→ **Document source**:
Déjà sensible au sujet dans l’un de ses précédents films – Parcours meurtrier d’une mère ordinaire : l’affaire Courjault (sur une mère accusée d’infanticides) -, Jean-Xavier de Lestrade raconte ici l’histoire d’une dévoration. Si la mère de Manon, interprétée par Marina Foïs, sidérante de violence rentrée, n’assassine pas sa fille, elle la ronge, comme si elle était prête à l’avaler, d’un amour moins débordant que dévorant, moins sincère que pervers. La façon qu’elle a d’embrasser Manon, saisissant son visage à deux mains, tel un vampire menaçant, suffit à signifier le malaise de cette relation, de cet accaparement suffocant, marqué aussi par un père absent.
Jean-Xavier de Lestrade orchestre ces signes discrets mais manifestes, sans jamais insister sur les traces de la mésentente. Ces gestes furtifs sont la preuve tangible d’un mal sourd et sournois, parfaitement identifié par un personnage du film qui explique qu' » il y a des parents qui mettent au monde des enfants et d’autres qui leur donnent la vie ».

→ **Données**:
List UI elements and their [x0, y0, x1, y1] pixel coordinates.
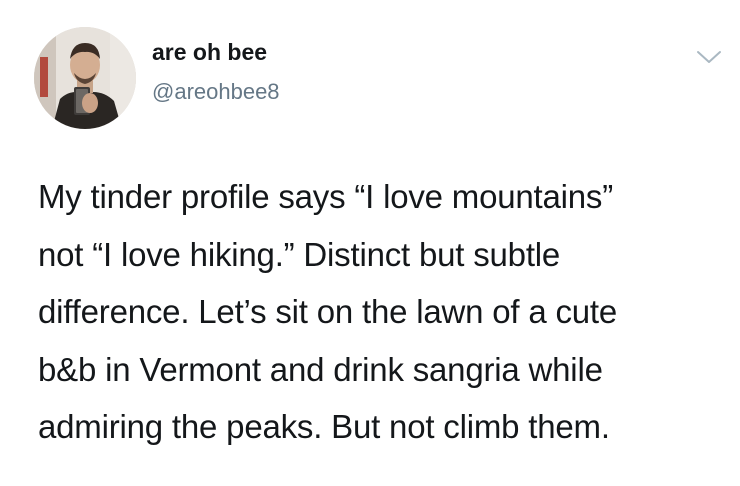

→ **Problème à résoudre**:
Recopiez à l'identique, dans la critique de film, tout le passage allant de « Déjà sensible au » jusqu'à « un père absent. ».

→ **La solution**:
Déjà sensible au sujet dans l’un de ses précédents films – Parcours meurtrier d’une mère ordinaire : l’affaire Courjault (sur une mère accusée d’infanticides) -, Jean-Xavier de Lestrade raconte ici l’histoire d’une dévoration. Si la mère de Manon, interprétée par Marina Foïs, sidérante de violence rentrée, n’assassine pas sa fille, elle la ronge, comme si elle était prête à l’avaler, d’un amour moins débordant que dévorant, moins sincère que pervers. La façon qu’elle a d’embrasser Manon, saisissant son visage à deux mains, tel un vampire menaçant, suffit à signifier le malaise de cette relation, de cet accaparement suffocant, marqué aussi par un père absent.